Task directions — Retype every entry in its entirety, without alteration.

Data for this exercise —

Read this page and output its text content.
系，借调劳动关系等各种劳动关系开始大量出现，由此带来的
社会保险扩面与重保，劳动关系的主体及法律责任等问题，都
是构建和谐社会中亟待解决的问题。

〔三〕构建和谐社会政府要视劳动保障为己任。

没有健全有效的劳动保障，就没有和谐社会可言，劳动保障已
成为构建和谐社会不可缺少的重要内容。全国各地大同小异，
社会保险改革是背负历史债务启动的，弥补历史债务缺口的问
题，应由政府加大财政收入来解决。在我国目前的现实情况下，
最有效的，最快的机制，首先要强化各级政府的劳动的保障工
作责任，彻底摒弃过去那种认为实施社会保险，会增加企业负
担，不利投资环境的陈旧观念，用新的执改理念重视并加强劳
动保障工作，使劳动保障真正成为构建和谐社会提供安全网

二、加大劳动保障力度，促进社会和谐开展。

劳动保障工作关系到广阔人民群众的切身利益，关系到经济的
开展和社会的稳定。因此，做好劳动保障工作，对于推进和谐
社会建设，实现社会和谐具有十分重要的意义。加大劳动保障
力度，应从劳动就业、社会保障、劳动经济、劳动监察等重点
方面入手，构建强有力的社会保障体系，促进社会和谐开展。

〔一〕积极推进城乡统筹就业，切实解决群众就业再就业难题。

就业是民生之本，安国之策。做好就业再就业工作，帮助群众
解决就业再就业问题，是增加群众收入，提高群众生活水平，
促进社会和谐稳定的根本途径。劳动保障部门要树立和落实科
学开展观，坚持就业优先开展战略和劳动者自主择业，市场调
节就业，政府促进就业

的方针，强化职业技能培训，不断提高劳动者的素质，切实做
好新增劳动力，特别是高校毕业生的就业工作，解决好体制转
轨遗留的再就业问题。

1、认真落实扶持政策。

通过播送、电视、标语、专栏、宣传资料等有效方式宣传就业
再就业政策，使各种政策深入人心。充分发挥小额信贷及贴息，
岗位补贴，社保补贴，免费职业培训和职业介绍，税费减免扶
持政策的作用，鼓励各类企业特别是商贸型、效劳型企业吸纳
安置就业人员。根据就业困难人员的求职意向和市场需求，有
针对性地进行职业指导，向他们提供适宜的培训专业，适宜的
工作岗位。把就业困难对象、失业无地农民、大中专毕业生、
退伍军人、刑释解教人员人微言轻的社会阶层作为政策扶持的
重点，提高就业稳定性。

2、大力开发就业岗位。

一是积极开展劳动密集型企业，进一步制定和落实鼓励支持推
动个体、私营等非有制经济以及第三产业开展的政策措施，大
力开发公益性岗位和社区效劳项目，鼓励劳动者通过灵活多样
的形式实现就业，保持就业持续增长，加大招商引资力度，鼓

Answer to this exercise —
Read this page and output its text content.
系，借调劳动关系等各种劳动关系开始大量出现，由此带来的
社会保险扩面与重保，劳动关系的主体及法律责任等问题，都
是构建和谐社会中亟待解决的问题。

〔三〕构建和谐社会政府要视劳动保障为己任。

没有健全有效的劳动保障，就没有和谐社会可言，劳动保障已
成为构建和谐社会不可缺少的重要内容。全国各地大同小异，
社会保险改革是背负历史债务启动的，弥补历史债务缺口的问
题，应由政府加大财政收入来解决。在我国目前的现实情况下，
最有效的，最快的机制，首先要强化各级政府的劳动的保障工
作责任，彻底摒弃过去那种认为实施社会保险，会增加企业负
担，不利投资环境的陈旧观念，用新的执改理念重视并加强劳
动保障工作，使劳动保障真正成为构建和谐社会提供安全网

二、加大劳动保障力度，促进社会和谐开展。

劳动保障工作关系到广阔人民群众的切身利益，关系到经济的
开展和社会的稳定。因此，做好劳动保障工作，对于推进和谐
社会建设，实现社会和谐具有十分重要的意义。加大劳动保障
力度，应从劳动就业、社会保障、劳动经济、劳动监察等重点
方面入手，构建强有力的社会保障体系，促进社会和谐开展。

〔一〕积极推进城乡统筹就业，切实解决群众就业再就业难题。

就业是民生之本，安国之策。做好就业再就业工作，帮助群众
解决就业再就业问题，是增加群众收入，提高群众生活水平，
促进社会和谐稳定的根本途径。劳动保障部门要树立和落实科
学开展观，坚持就业优先开展战略和劳动者自主择业，市场调
节就业，政府促进就业

的方针，强化职业技能培训，不断提高劳动者的素质，切实做
好新增劳动力，特别是高校毕业生的就业工作，解决好体制转
轨遗留的再就业问题。

1、认真落实扶持政策。

通过播送、电视、标语、专栏、宣传资料等有效方式宣传就业
再就业政策，使各种政策深入人心。充分发挥小额信贷及贴息，
岗位补贴，社保补贴，免费职业培训和职业介绍，税费减免扶
持政策的作用，鼓励各类企业特别是商贸型、效劳型企业吸纳
安置就业人员。根据就业困难人员的求职意向和市场需求，有
针对性地进行职业指导，向他们提供适宜的培训专业，适宜的
工作岗位。把就业困难对象、失业无地农民、大中专毕业生、
退伍军人、刑释解教人员人微言轻的社会阶层作为政策扶持的
重点，提高就业稳定性。

2、大力开发就业岗位。

一是积极开展劳动密集型企业，进一步制定和落实鼓励支持推
动个体、私营等非有制经济以及第三产业开展的政策措施，大
力开发公益性岗位和社区效劳项目，鼓励劳动者通过灵活多样
的形式实现就业，保持就业持续增长，加大招商引资力度，鼓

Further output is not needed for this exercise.